(Problem details) Please copy the listing below line for line, leaving every character unchanged.
#### Working data ####
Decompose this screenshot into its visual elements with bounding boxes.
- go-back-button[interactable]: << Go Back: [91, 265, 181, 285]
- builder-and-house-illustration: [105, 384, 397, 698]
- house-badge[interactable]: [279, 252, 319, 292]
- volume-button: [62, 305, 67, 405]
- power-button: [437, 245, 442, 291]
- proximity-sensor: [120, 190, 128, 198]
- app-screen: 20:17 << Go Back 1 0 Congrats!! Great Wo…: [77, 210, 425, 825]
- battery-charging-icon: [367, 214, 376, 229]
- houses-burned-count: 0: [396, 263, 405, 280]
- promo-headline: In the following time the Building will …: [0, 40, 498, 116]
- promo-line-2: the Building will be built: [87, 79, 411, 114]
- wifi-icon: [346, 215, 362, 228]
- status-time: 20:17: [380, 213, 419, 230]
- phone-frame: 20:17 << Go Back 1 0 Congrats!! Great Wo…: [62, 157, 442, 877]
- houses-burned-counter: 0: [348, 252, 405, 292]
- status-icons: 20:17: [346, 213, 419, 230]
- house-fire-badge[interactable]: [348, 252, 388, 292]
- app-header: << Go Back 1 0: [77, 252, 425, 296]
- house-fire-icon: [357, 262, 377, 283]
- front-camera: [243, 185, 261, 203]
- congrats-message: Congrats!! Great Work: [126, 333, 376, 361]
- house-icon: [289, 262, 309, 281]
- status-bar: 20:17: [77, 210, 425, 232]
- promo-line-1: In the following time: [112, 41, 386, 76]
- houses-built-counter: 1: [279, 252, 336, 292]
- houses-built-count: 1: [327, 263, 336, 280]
####
(Solution for this task)
Decompose this screenshot into its visual elements with bounding boxes.
- go-back-button[interactable]: << Go Back: [91, 265, 181, 285]
- builder-and-house-illustration: [105, 384, 397, 698]
- house-badge[interactable]: [279, 252, 319, 292]
- volume-button: [62, 305, 67, 405]
- power-button: [437, 245, 442, 291]
- proximity-sensor: [120, 190, 128, 198]
- app-screen: 20:17 << Go Back 1 0 Congrats!! Great Wo…: [77, 210, 425, 825]
- battery-charging-icon: [367, 214, 376, 229]
- houses-burned-count: 0: [396, 263, 405, 280]
- promo-headline: In the following time the Building will …: [0, 40, 498, 116]
- promo-line-2: the Building will be built: [87, 79, 411, 114]
- wifi-icon: [346, 215, 362, 228]
- status-time: 20:17: [380, 213, 419, 230]
- phone-frame: 20:17 << Go Back 1 0 Congrats!! Great Wo…: [62, 157, 442, 877]
- houses-burned-counter: 0: [348, 252, 405, 292]
- status-icons: 20:17: [346, 213, 419, 230]
- house-fire-badge[interactable]: [348, 252, 388, 292]
- app-header: << Go Back 1 0: [77, 252, 425, 296]
- house-fire-icon: [357, 262, 377, 283]
- front-camera: [243, 185, 261, 203]
- congrats-message: Congrats!! Great Work: [126, 333, 376, 361]
- house-icon: [289, 262, 309, 281]
- status-bar: 20:17: [77, 210, 425, 232]
- promo-line-1: In the following time: [112, 41, 386, 76]
- houses-built-counter: 1: [279, 252, 336, 292]
- houses-built-count: 1: [327, 263, 336, 280]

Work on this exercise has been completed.